● Directions: Faithfully return all lines, omitting every embedded picture.
══ Material provided
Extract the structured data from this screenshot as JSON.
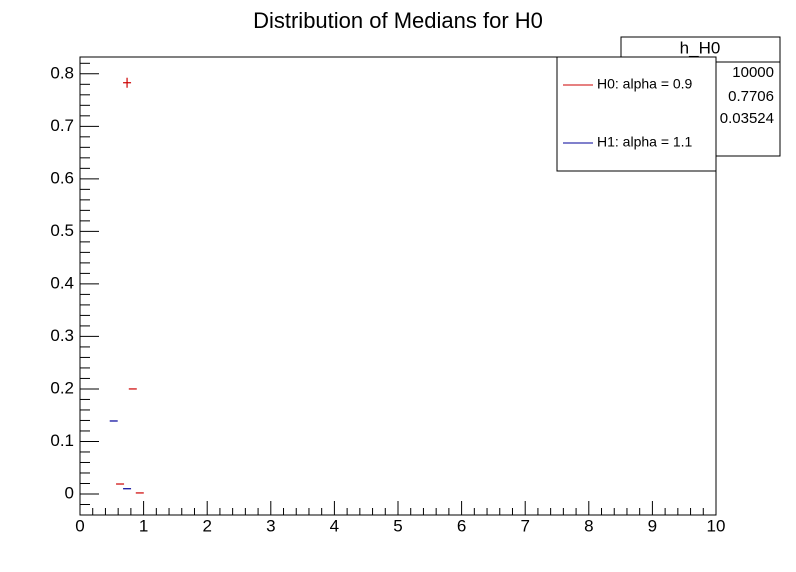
{
  "chart_data": {
    "type": "scatter",
    "title": "Distribution of Medians for H0",
    "series": [
      {
        "name": "H0: alpha = 0.9",
        "color": "#cc0000",
        "x": [
          0.63,
          0.74,
          0.83,
          0.94
        ],
        "values": [
          0.019,
          0.783,
          0.2,
          0.002
        ]
      },
      {
        "name": "H1: alpha = 1.1",
        "color": "#000099",
        "x": [
          0.53,
          0.74
        ],
        "values": [
          0.139,
          0.01
        ]
      }
    ],
    "xlim": [
      0,
      10
    ],
    "xticks": [
      0,
      1,
      2,
      3,
      4,
      5,
      6,
      7,
      8,
      9,
      10
    ],
    "ylim": [
      -0.04,
      0.832
    ],
    "yticks": [
      0,
      0.1,
      0.2,
      0.3,
      0.4,
      0.5,
      0.6,
      0.7,
      0.8
    ],
    "legend": "top-right",
    "stats": {
      "title": "h_H0",
      "values": [
        "10000",
        "0.7706",
        "0.03524"
      ]
    }
  }
}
════
● Response for this exercise:
Extract the structured data from this screenshot as JSON.
{
  "chart_data": {
    "type": "scatter",
    "title": "Distribution of Medians for H0",
    "series": [
      {
        "name": "H0: alpha = 0.9",
        "color": "#cc0000",
        "x": [
          0.63,
          0.74,
          0.83,
          0.94
        ],
        "values": [
          0.019,
          0.783,
          0.2,
          0.002
        ]
      },
      {
        "name": "H1: alpha = 1.1",
        "color": "#000099",
        "x": [
          0.53,
          0.74
        ],
        "values": [
          0.139,
          0.01
        ]
      }
    ],
    "xlim": [
      0,
      10
    ],
    "xticks": [
      0,
      1,
      2,
      3,
      4,
      5,
      6,
      7,
      8,
      9,
      10
    ],
    "ylim": [
      -0.04,
      0.832
    ],
    "yticks": [
      0,
      0.1,
      0.2,
      0.3,
      0.4,
      0.5,
      0.6,
      0.7,
      0.8
    ],
    "legend": "top-right",
    "stats": {
      "title": "h_H0",
      "values": [
        "10000",
        "0.7706",
        "0.03524"
      ]
    }
  }
}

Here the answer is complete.